## WHAT YOU NEED TO DO
1) In the article on restaurant coronavirus measures, transcribe the text between "Restaurants are taking" and "do the same.", inclusive.
2) According to the article on restaurant coronavirus measures, what share of McDonald's U.S. restaurants are owned by franchisees?

Restaurants are taking measures to create a more contactless experience as the coronavirus epidemic drives more diners to seek out “social distancing” methods for receiving and eating their food.
McDonald’s Corp. MCD, -0.90% said it was turning its U.S. company-owned restaurants into take-out only establishments in the wake of the COVID-19 coronavirus beginning Tuesday and urged franchise owners to do the same.
“McDonald’s USA company-owned restaurants will close seating areas, including the use of self-service beverage bars and kiosks, and shift our focus to serving customers through drive-thru, walk-in take-out and McDelivery,” the company said in a statement.
McDonald’s also said it was closing its PlayPlaces indoor playgrounds effective Monday.
McDonald’s has 14,428 U.S. restaurants, with 93% of those owned by franchisees, according to the company.

## DATASET EXCERPTS
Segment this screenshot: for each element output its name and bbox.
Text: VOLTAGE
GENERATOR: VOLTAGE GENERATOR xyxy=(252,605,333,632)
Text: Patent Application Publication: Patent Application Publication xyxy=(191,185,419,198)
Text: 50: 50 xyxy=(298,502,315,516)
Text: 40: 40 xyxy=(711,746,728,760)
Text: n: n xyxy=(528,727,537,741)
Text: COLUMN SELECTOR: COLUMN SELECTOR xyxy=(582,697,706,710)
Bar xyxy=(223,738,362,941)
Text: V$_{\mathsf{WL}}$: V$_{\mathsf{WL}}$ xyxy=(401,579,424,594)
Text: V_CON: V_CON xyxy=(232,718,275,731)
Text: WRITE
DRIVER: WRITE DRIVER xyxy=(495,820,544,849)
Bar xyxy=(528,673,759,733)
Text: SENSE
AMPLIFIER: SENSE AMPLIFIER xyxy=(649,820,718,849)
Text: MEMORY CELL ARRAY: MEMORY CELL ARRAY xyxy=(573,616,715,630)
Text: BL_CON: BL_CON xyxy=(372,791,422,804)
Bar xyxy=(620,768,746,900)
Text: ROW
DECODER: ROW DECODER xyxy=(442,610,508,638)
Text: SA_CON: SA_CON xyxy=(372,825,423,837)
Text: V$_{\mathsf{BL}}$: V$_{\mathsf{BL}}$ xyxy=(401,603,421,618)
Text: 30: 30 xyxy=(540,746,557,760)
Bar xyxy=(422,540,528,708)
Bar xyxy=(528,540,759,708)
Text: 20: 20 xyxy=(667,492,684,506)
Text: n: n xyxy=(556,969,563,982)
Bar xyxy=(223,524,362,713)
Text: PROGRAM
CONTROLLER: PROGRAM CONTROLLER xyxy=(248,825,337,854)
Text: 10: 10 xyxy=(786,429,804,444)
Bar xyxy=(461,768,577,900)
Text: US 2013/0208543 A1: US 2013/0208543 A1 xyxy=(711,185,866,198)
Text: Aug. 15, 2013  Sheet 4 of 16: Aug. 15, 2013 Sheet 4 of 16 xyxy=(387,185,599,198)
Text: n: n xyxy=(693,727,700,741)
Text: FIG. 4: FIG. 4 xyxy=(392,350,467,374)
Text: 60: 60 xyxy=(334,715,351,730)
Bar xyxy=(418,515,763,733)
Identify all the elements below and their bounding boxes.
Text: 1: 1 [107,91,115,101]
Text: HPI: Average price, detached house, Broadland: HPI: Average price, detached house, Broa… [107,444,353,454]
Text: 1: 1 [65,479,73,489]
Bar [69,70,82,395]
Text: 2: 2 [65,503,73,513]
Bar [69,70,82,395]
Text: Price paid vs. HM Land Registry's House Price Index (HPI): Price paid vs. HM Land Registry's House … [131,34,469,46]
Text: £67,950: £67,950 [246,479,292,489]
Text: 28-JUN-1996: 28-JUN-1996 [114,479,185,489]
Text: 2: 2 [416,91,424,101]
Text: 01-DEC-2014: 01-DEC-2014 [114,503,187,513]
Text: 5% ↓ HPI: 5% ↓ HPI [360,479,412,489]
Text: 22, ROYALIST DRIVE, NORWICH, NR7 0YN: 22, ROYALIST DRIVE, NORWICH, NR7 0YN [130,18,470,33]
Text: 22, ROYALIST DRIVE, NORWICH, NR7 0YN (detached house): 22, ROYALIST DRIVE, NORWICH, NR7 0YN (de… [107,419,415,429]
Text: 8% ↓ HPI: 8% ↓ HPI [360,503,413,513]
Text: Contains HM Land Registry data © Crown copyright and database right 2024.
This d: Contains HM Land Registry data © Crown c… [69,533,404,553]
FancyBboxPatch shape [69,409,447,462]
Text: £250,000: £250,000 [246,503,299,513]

## RESPONSES PER TASK
1)
Restaurants are taking measures to create a more contactless experience as the coronavirus epidemic drives more diners to seek out “social distancing” methods for receiving and eating their food.
McDonald’s Corp. MCD, -0.90% said it was turning its U.S. company-owned restaurants into take-out only establishments in the wake of the COVID-19 coronavirus beginning Tuesday and urged franchise owners to do the same.

2) 93%